Figure collection entries
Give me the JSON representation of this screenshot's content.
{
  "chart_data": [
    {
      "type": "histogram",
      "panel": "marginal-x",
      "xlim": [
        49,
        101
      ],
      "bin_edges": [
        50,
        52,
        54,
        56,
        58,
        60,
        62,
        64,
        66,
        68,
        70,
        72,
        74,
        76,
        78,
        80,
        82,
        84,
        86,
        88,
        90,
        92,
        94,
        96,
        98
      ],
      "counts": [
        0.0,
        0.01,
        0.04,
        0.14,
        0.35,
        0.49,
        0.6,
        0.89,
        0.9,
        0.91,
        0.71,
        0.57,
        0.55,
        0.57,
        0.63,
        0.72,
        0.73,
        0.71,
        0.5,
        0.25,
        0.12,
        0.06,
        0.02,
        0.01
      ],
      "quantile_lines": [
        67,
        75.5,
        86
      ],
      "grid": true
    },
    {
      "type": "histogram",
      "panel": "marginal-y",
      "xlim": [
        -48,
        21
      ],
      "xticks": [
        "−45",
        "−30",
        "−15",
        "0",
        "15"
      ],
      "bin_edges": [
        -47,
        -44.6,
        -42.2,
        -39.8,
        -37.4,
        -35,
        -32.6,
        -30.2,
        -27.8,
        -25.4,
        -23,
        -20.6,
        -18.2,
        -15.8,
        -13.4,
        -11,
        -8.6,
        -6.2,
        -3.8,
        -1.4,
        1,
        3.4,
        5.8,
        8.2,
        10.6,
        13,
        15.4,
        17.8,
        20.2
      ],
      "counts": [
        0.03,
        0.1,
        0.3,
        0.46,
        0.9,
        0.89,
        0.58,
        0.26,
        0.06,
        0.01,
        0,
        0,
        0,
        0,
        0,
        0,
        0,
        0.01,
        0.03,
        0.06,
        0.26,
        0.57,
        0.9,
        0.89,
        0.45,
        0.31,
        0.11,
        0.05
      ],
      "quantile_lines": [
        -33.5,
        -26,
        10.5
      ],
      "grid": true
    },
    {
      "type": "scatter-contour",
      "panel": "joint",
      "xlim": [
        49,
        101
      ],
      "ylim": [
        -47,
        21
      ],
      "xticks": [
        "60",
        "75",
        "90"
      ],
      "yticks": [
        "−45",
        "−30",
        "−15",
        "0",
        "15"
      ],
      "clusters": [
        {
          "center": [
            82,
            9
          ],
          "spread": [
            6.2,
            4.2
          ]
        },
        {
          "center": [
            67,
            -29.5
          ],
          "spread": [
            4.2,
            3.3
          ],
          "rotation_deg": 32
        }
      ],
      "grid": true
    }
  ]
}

▶ [The exercise]:
Retype all of the material above with every character intact.

▶ [Expected answer]:
Give me the JSON representation of this screenshot's content.
{
  "chart_data": [
    {
      "type": "histogram",
      "panel": "marginal-x",
      "xlim": [
        49,
        101
      ],
      "bin_edges": [
        50,
        52,
        54,
        56,
        58,
        60,
        62,
        64,
        66,
        68,
        70,
        72,
        74,
        76,
        78,
        80,
        82,
        84,
        86,
        88,
        90,
        92,
        94,
        96,
        98
      ],
      "counts": [
        0.0,
        0.01,
        0.04,
        0.14,
        0.35,
        0.49,
        0.6,
        0.89,
        0.9,
        0.91,
        0.71,
        0.57,
        0.55,
        0.57,
        0.63,
        0.72,
        0.73,
        0.71,
        0.5,
        0.25,
        0.12,
        0.06,
        0.02,
        0.01
      ],
      "quantile_lines": [
        67,
        75.5,
        86
      ],
      "grid": true
    },
    {
      "type": "histogram",
      "panel": "marginal-y",
      "xlim": [
        -48,
        21
      ],
      "xticks": [
        "−45",
        "−30",
        "−15",
        "0",
        "15"
      ],
      "bin_edges": [
        -47,
        -44.6,
        -42.2,
        -39.8,
        -37.4,
        -35,
        -32.6,
        -30.2,
        -27.8,
        -25.4,
        -23,
        -20.6,
        -18.2,
        -15.8,
        -13.4,
        -11,
        -8.6,
        -6.2,
        -3.8,
        -1.4,
        1,
        3.4,
        5.8,
        8.2,
        10.6,
        13,
        15.4,
        17.8,
        20.2
      ],
      "counts": [
        0.03,
        0.1,
        0.3,
        0.46,
        0.9,
        0.89,
        0.58,
        0.26,
        0.06,
        0.01,
        0,
        0,
        0,
        0,
        0,
        0,
        0,
        0.01,
        0.03,
        0.06,
        0.26,
        0.57,
        0.9,
        0.89,
        0.45,
        0.31,
        0.11,
        0.05
      ],
      "quantile_lines": [
        -33.5,
        -26,
        10.5
      ],
      "grid": true
    },
    {
      "type": "scatter-contour",
      "panel": "joint",
      "xlim": [
        49,
        101
      ],
      "ylim": [
        -47,
        21
      ],
      "xticks": [
        "60",
        "75",
        "90"
      ],
      "yticks": [
        "−45",
        "−30",
        "−15",
        "0",
        "15"
      ],
      "clusters": [
        {
          "center": [
            82,
            9
          ],
          "spread": [
            6.2,
            4.2
          ]
        },
        {
          "center": [
            67,
            -29.5
          ],
          "spread": [
            4.2,
            3.3
          ],
          "rotation_deg": 32
        }
      ],
      "grid": true
    }
  ]
}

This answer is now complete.